» DIRECTION:
Reproduce all of the data word for word.

***

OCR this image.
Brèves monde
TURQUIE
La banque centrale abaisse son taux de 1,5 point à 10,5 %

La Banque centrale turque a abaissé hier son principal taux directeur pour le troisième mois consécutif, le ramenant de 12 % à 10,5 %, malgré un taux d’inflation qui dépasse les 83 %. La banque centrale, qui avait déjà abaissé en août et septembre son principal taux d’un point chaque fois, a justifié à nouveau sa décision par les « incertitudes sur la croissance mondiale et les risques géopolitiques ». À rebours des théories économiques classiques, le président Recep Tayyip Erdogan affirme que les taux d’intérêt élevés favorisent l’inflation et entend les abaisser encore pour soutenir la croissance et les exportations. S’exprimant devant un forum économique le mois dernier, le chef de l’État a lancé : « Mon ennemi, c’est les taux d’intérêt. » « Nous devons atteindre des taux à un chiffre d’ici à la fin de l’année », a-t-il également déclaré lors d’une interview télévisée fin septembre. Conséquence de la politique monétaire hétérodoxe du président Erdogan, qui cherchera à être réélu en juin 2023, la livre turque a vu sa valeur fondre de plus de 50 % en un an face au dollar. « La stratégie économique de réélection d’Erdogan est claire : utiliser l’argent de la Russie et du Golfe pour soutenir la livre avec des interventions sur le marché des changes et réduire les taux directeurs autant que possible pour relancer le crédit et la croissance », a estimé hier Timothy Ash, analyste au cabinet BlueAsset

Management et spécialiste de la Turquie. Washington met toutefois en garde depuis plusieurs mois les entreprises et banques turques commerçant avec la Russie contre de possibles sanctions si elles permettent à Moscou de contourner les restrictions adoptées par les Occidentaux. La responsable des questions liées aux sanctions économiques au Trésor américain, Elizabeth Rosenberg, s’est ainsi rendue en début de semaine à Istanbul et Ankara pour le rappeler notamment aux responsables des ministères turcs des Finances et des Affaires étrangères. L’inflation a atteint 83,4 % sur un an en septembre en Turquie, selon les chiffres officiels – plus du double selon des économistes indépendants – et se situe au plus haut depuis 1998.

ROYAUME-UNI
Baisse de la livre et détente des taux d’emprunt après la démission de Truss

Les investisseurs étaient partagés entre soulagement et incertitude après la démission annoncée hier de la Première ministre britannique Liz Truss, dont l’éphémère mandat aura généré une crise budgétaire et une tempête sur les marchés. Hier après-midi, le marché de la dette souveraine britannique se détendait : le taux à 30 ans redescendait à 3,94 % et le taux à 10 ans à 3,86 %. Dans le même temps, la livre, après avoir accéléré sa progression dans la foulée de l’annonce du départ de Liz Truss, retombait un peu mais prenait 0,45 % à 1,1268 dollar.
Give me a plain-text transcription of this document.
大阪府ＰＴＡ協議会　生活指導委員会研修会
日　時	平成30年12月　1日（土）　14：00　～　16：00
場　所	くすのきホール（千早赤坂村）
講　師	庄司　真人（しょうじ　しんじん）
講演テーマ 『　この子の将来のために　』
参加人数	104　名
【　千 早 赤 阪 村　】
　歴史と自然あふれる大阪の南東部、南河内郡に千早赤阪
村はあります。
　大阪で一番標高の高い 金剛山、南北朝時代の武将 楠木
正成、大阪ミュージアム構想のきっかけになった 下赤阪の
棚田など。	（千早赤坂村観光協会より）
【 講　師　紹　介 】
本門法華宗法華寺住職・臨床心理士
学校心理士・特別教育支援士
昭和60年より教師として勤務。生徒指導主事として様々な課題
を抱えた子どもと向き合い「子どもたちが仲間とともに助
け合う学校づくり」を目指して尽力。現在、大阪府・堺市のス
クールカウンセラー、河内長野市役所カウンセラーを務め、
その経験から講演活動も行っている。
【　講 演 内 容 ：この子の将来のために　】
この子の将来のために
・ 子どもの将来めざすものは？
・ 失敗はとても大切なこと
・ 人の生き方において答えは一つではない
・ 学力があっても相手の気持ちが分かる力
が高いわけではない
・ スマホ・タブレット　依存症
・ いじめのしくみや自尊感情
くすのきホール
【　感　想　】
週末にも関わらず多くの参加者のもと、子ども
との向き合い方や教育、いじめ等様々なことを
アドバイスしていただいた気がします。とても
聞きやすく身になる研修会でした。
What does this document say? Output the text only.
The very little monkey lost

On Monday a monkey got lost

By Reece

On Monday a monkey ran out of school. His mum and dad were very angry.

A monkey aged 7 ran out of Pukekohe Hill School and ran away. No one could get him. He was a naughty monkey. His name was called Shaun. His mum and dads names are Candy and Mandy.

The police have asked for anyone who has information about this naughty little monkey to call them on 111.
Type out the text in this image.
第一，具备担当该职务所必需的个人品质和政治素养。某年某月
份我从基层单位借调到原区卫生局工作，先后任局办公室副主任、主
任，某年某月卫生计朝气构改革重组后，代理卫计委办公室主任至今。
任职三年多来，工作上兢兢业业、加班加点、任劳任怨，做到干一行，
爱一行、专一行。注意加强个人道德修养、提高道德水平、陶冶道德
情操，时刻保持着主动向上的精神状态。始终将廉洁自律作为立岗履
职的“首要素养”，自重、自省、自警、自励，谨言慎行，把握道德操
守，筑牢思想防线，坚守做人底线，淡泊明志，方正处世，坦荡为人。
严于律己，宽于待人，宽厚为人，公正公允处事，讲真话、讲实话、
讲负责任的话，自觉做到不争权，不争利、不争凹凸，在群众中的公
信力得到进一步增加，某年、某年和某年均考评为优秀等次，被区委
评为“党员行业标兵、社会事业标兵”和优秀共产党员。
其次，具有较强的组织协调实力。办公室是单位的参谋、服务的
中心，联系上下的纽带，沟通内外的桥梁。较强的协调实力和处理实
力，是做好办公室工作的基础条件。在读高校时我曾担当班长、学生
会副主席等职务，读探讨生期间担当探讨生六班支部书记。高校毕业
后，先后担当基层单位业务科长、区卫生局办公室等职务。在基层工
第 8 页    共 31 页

***

» EXPECTED ANSWER:
OCR this image.
Brèves monde
TURQUIE
La banque centrale abaisse son taux de 1,5 point à 10,5 %

La Banque centrale turque a abaissé hier son principal taux directeur pour le troisième mois consécutif, le ramenant de 12 % à 10,5 %, malgré un taux d’inflation qui dépasse les 83 %. La banque centrale, qui avait déjà abaissé en août et septembre son principal taux d’un point chaque fois, a justifié à nouveau sa décision par les « incertitudes sur la croissance mondiale et les risques géopolitiques ». À rebours des théories économiques classiques, le président Recep Tayyip Erdogan affirme que les taux d’intérêt élevés favorisent l’inflation et entend les abaisser encore pour soutenir la croissance et les exportations. S’exprimant devant un forum économique le mois dernier, le chef de l’État a lancé : « Mon ennemi, c’est les taux d’intérêt. » « Nous devons atteindre des taux à un chiffre d’ici à la fin de l’année », a-t-il également déclaré lors d’une interview télévisée fin septembre. Conséquence de la politique monétaire hétérodoxe du président Erdogan, qui cherchera à être réélu en juin 2023, la livre turque a vu sa valeur fondre de plus de 50 % en un an face au dollar. « La stratégie économique de réélection d’Erdogan est claire : utiliser l’argent de la Russie et du Golfe pour soutenir la livre avec des interventions sur le marché des changes et réduire les taux directeurs autant que possible pour relancer le crédit et la croissance », a estimé hier Timothy Ash, analyste au cabinet BlueAsset

Management et spécialiste de la Turquie. Washington met toutefois en garde depuis plusieurs mois les entreprises et banques turques commerçant avec la Russie contre de possibles sanctions si elles permettent à Moscou de contourner les restrictions adoptées par les Occidentaux. La responsable des questions liées aux sanctions économiques au Trésor américain, Elizabeth Rosenberg, s’est ainsi rendue en début de semaine à Istanbul et Ankara pour le rappeler notamment aux responsables des ministères turcs des Finances et des Affaires étrangères. L’inflation a atteint 83,4 % sur un an en septembre en Turquie, selon les chiffres officiels – plus du double selon des économistes indépendants – et se situe au plus haut depuis 1998.

ROYAUME-UNI
Baisse de la livre et détente des taux d’emprunt après la démission de Truss

Les investisseurs étaient partagés entre soulagement et incertitude après la démission annoncée hier de la Première ministre britannique Liz Truss, dont l’éphémère mandat aura généré une crise budgétaire et une tempête sur les marchés. Hier après-midi, le marché de la dette souveraine britannique se détendait : le taux à 30 ans redescendait à 3,94 % et le taux à 10 ans à 3,86 %. Dans le même temps, la livre, après avoir accéléré sa progression dans la foulée de l’annonce du départ de Liz Truss, retombait un peu mais prenait 0,45 % à 1,1268 dollar.
Give me a plain-text transcription of this document.
大阪府ＰＴＡ協議会　生活指導委員会研修会
日　時	平成30年12月　1日（土）　14：00　～　16：00
場　所	くすのきホール（千早赤坂村）
講　師	庄司　真人（しょうじ　しんじん）
講演テーマ 『　この子の将来のために　』
参加人数	104　名
【　千 早 赤 阪 村　】
　歴史と自然あふれる大阪の南東部、南河内郡に千早赤阪
村はあります。
　大阪で一番標高の高い 金剛山、南北朝時代の武将 楠木
正成、大阪ミュージアム構想のきっかけになった 下赤阪の
棚田など。	（千早赤坂村観光協会より）
【 講　師　紹　介 】
本門法華宗法華寺住職・臨床心理士
学校心理士・特別教育支援士
昭和60年より教師として勤務。生徒指導主事として様々な課題
を抱えた子どもと向き合い「子どもたちが仲間とともに助
け合う学校づくり」を目指して尽力。現在、大阪府・堺市のス
クールカウンセラー、河内長野市役所カウンセラーを務め、
その経験から講演活動も行っている。
【　講 演 内 容 ：この子の将来のために　】
この子の将来のために
・ 子どもの将来めざすものは？
・ 失敗はとても大切なこと
・ 人の生き方において答えは一つではない
・ 学力があっても相手の気持ちが分かる力
が高いわけではない
・ スマホ・タブレット　依存症
・ いじめのしくみや自尊感情
くすのきホール
【　感　想　】
週末にも関わらず多くの参加者のもと、子ども
との向き合い方や教育、いじめ等様々なことを
アドバイスしていただいた気がします。とても
聞きやすく身になる研修会でした。
What does this document say? Output the text only.
The very little monkey lost

On Monday a monkey got lost

By Reece

On Monday a monkey ran out of school. His mum and dad were very angry.

A monkey aged 7 ran out of Pukekohe Hill School and ran away. No one could get him. He was a naughty monkey. His name was called Shaun. His mum and dads names are Candy and Mandy.

The police have asked for anyone who has information about this naughty little monkey to call them on 111.
Type out the text in this image.
第一，具备担当该职务所必需的个人品质和政治素养。某年某月
份我从基层单位借调到原区卫生局工作，先后任局办公室副主任、主
任，某年某月卫生计朝气构改革重组后，代理卫计委办公室主任至今。
任职三年多来，工作上兢兢业业、加班加点、任劳任怨，做到干一行，
爱一行、专一行。注意加强个人道德修养、提高道德水平、陶冶道德
情操，时刻保持着主动向上的精神状态。始终将廉洁自律作为立岗履
职的“首要素养”，自重、自省、自警、自励，谨言慎行，把握道德操
守，筑牢思想防线，坚守做人底线，淡泊明志，方正处世，坦荡为人。
严于律己，宽于待人，宽厚为人，公正公允处事，讲真话、讲实话、
讲负责任的话，自觉做到不争权，不争利、不争凹凸，在群众中的公
信力得到进一步增加，某年、某年和某年均考评为优秀等次，被区委
评为“党员行业标兵、社会事业标兵”和优秀共产党员。
其次，具有较强的组织协调实力。办公室是单位的参谋、服务的
中心，联系上下的纽带，沟通内外的桥梁。较强的协调实力和处理实
力，是做好办公室工作的基础条件。在读高校时我曾担当班长、学生
会副主席等职务，读探讨生期间担当探讨生六班支部书记。高校毕业
后，先后担当基层单位业务科长、区卫生局办公室等职务。在基层工
第 8 页    共 31 页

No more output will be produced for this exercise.